# GIVEN PROBLEM
Your copy of the material must match it exactly, except that pictures are dropped.

[start]

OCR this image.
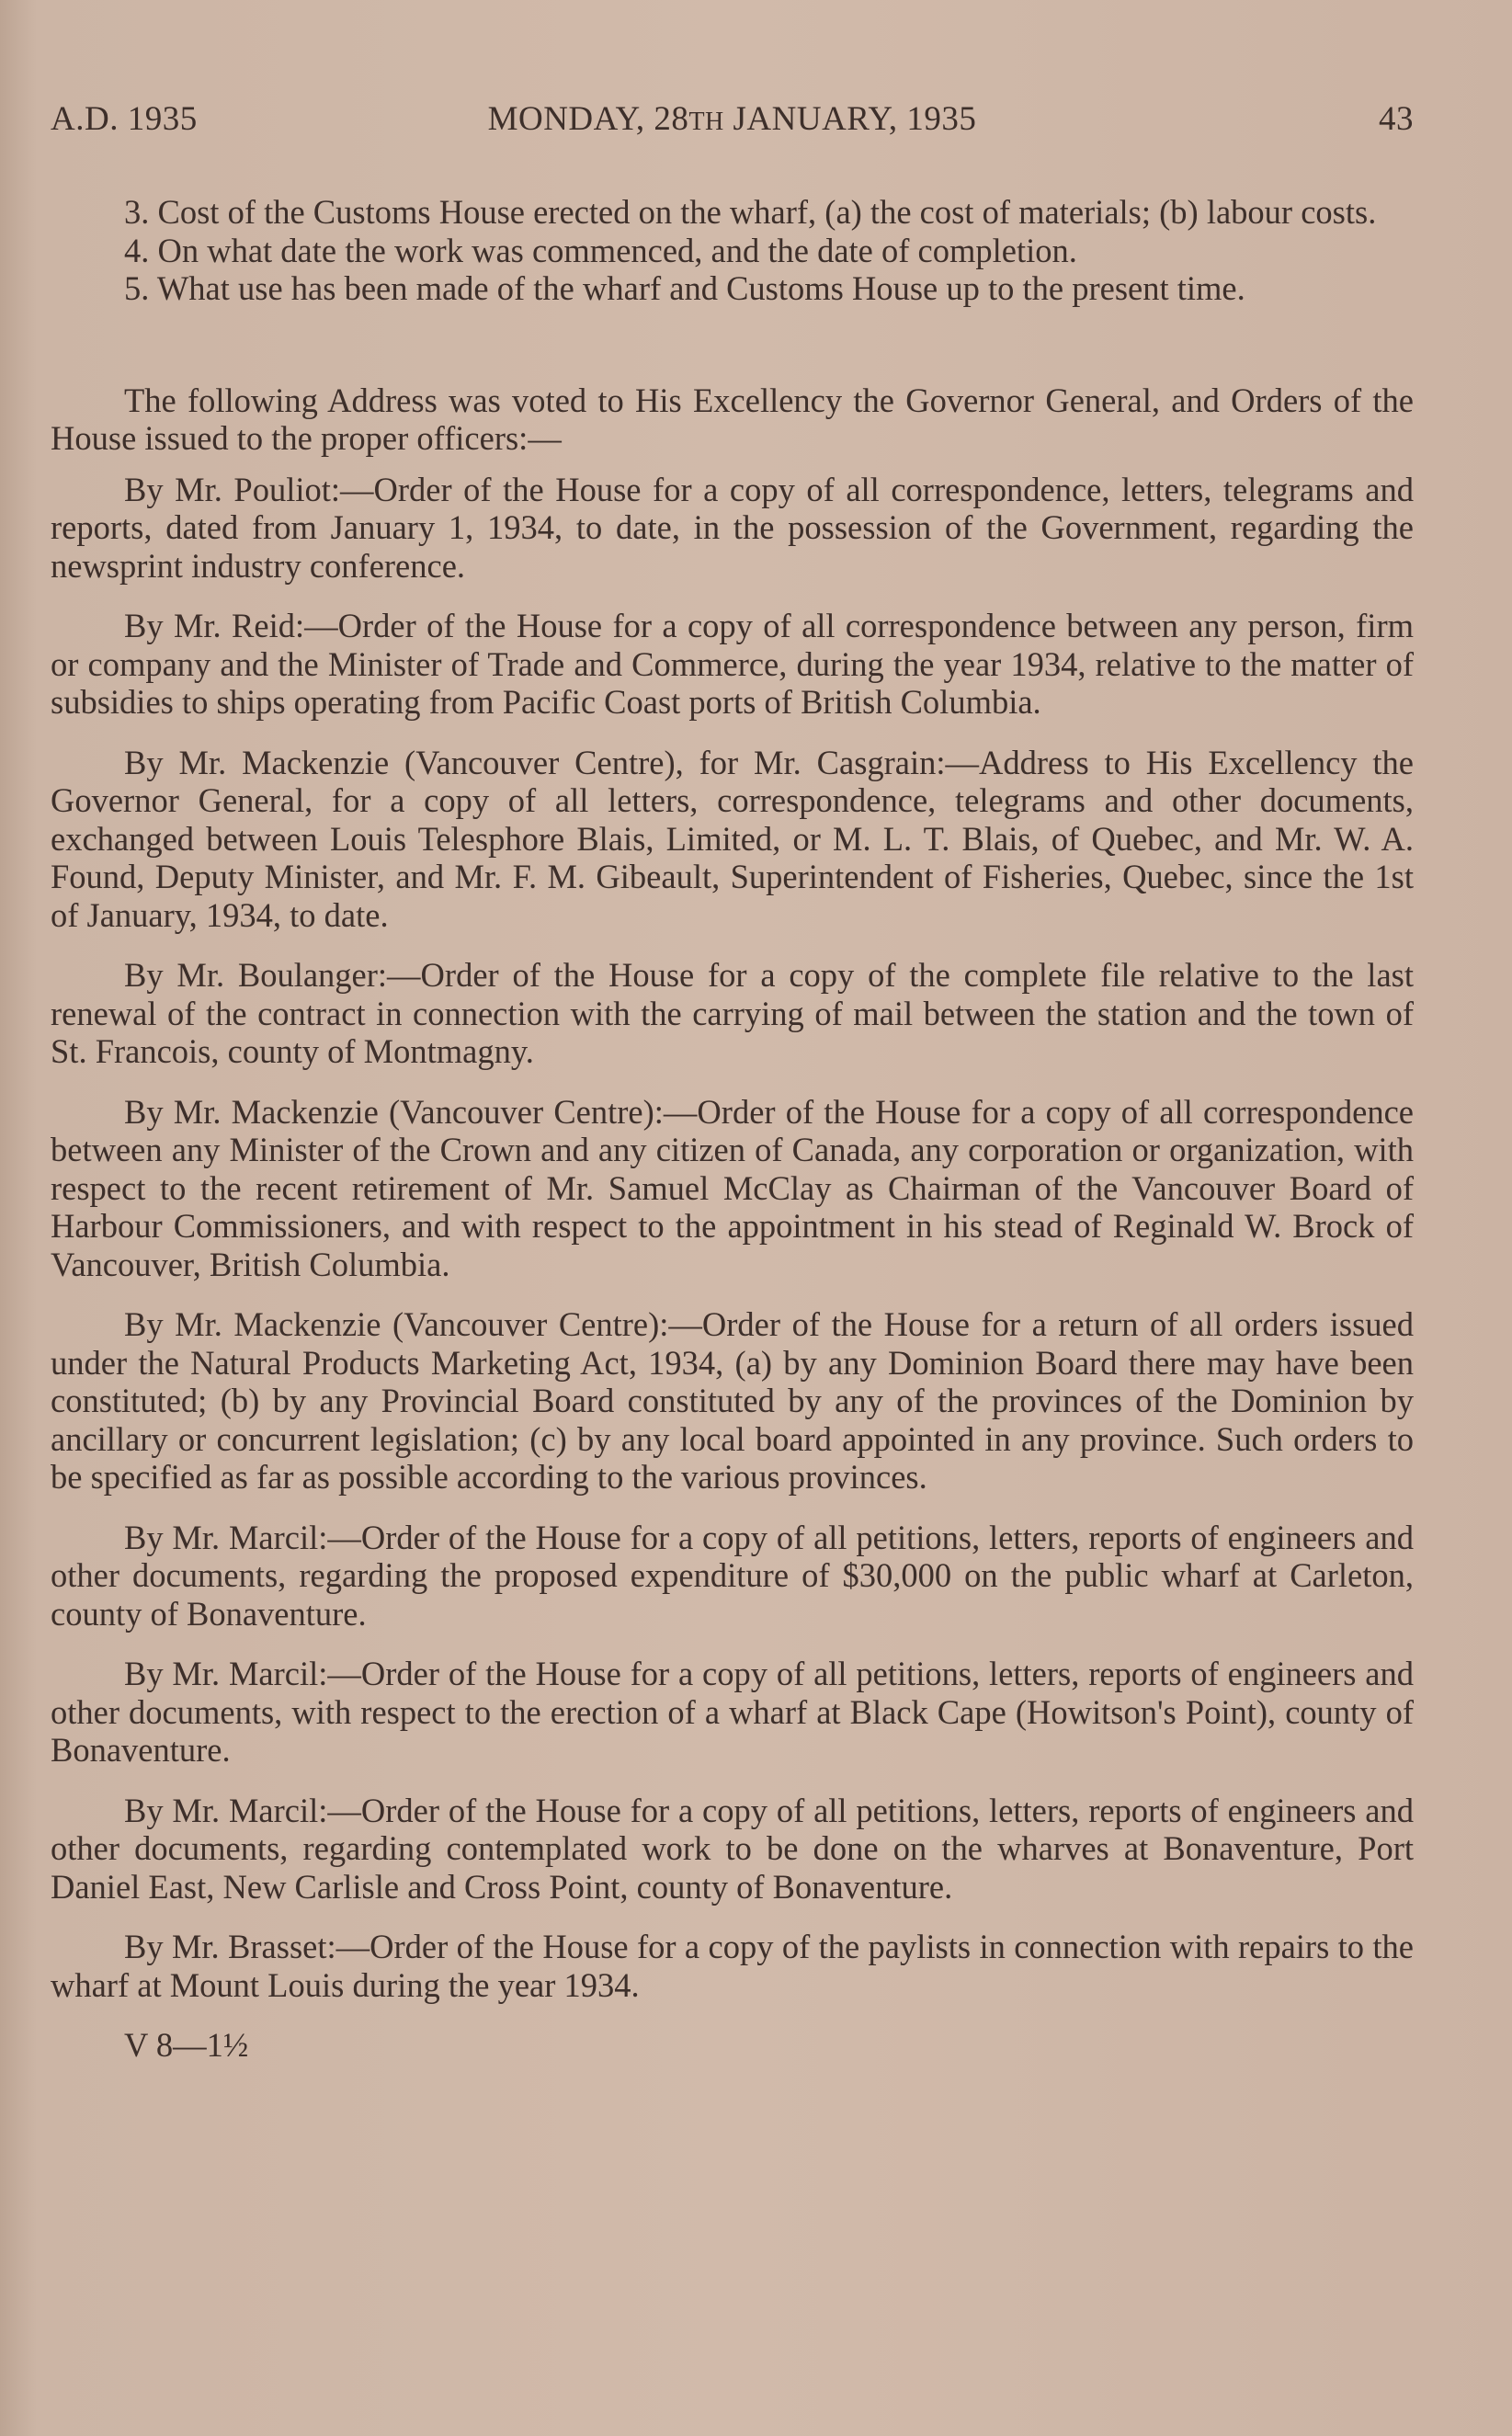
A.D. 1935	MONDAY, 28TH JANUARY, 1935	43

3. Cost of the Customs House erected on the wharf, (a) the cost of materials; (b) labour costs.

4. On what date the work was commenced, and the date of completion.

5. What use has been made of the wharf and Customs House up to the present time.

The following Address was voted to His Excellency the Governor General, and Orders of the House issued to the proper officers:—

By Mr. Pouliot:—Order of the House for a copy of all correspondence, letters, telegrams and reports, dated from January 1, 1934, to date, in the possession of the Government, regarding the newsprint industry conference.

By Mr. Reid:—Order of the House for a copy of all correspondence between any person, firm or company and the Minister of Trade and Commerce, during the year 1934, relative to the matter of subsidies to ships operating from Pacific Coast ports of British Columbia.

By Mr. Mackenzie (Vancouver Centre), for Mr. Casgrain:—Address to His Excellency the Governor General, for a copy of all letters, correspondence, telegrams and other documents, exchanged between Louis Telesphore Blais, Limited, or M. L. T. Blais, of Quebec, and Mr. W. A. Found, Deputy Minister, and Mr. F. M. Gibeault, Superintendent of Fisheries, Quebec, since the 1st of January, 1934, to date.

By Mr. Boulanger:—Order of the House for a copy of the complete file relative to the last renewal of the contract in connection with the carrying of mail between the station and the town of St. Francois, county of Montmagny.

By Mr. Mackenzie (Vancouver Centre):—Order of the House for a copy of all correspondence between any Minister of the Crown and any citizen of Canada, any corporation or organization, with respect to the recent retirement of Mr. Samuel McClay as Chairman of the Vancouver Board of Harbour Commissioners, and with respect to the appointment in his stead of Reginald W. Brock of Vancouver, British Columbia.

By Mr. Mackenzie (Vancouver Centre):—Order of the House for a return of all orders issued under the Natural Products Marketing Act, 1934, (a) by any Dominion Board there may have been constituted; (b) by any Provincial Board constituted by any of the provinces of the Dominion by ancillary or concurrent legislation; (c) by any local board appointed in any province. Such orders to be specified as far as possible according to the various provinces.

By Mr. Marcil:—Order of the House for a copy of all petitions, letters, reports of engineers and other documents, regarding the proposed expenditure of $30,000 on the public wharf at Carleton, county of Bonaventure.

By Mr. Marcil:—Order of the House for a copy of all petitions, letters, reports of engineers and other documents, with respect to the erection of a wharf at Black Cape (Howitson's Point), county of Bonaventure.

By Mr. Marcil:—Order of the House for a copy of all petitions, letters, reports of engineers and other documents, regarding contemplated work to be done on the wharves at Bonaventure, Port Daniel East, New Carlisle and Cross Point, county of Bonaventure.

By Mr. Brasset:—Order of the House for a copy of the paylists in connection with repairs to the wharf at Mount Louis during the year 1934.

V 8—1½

[end]

# ANSWER TO THIS TASK
OCR this image.
A.D. 1935	MONDAY, 28TH JANUARY, 1935	43

3. Cost of the Customs House erected on the wharf, (a) the cost of materials; (b) labour costs.

4. On what date the work was commenced, and the date of completion.

5. What use has been made of the wharf and Customs House up to the present time.

The following Address was voted to His Excellency the Governor General, and Orders of the House issued to the proper officers:—

By Mr. Pouliot:—Order of the House for a copy of all correspondence, letters, telegrams and reports, dated from January 1, 1934, to date, in the possession of the Government, regarding the newsprint industry conference.

By Mr. Reid:—Order of the House for a copy of all correspondence between any person, firm or company and the Minister of Trade and Commerce, during the year 1934, relative to the matter of subsidies to ships operating from Pacific Coast ports of British Columbia.

By Mr. Mackenzie (Vancouver Centre), for Mr. Casgrain:—Address to His Excellency the Governor General, for a copy of all letters, correspondence, telegrams and other documents, exchanged between Louis Telesphore Blais, Limited, or M. L. T. Blais, of Quebec, and Mr. W. A. Found, Deputy Minister, and Mr. F. M. Gibeault, Superintendent of Fisheries, Quebec, since the 1st of January, 1934, to date.

By Mr. Boulanger:—Order of the House for a copy of the complete file relative to the last renewal of the contract in connection with the carrying of mail between the station and the town of St. Francois, county of Montmagny.

By Mr. Mackenzie (Vancouver Centre):—Order of the House for a copy of all correspondence between any Minister of the Crown and any citizen of Canada, any corporation or organization, with respect to the recent retirement of Mr. Samuel McClay as Chairman of the Vancouver Board of Harbour Commissioners, and with respect to the appointment in his stead of Reginald W. Brock of Vancouver, British Columbia.

By Mr. Mackenzie (Vancouver Centre):—Order of the House for a return of all orders issued under the Natural Products Marketing Act, 1934, (a) by any Dominion Board there may have been constituted; (b) by any Provincial Board constituted by any of the provinces of the Dominion by ancillary or concurrent legislation; (c) by any local board appointed in any province. Such orders to be specified as far as possible according to the various provinces.

By Mr. Marcil:—Order of the House for a copy of all petitions, letters, reports of engineers and other documents, regarding the proposed expenditure of $30,000 on the public wharf at Carleton, county of Bonaventure.

By Mr. Marcil:—Order of the House for a copy of all petitions, letters, reports of engineers and other documents, with respect to the erection of a wharf at Black Cape (Howitson's Point), county of Bonaventure.

By Mr. Marcil:—Order of the House for a copy of all petitions, letters, reports of engineers and other documents, regarding contemplated work to be done on the wharves at Bonaventure, Port Daniel East, New Carlisle and Cross Point, county of Bonaventure.

By Mr. Brasset:—Order of the House for a copy of the paylists in connection with repairs to the wharf at Mount Louis during the year 1934.

V 8—1½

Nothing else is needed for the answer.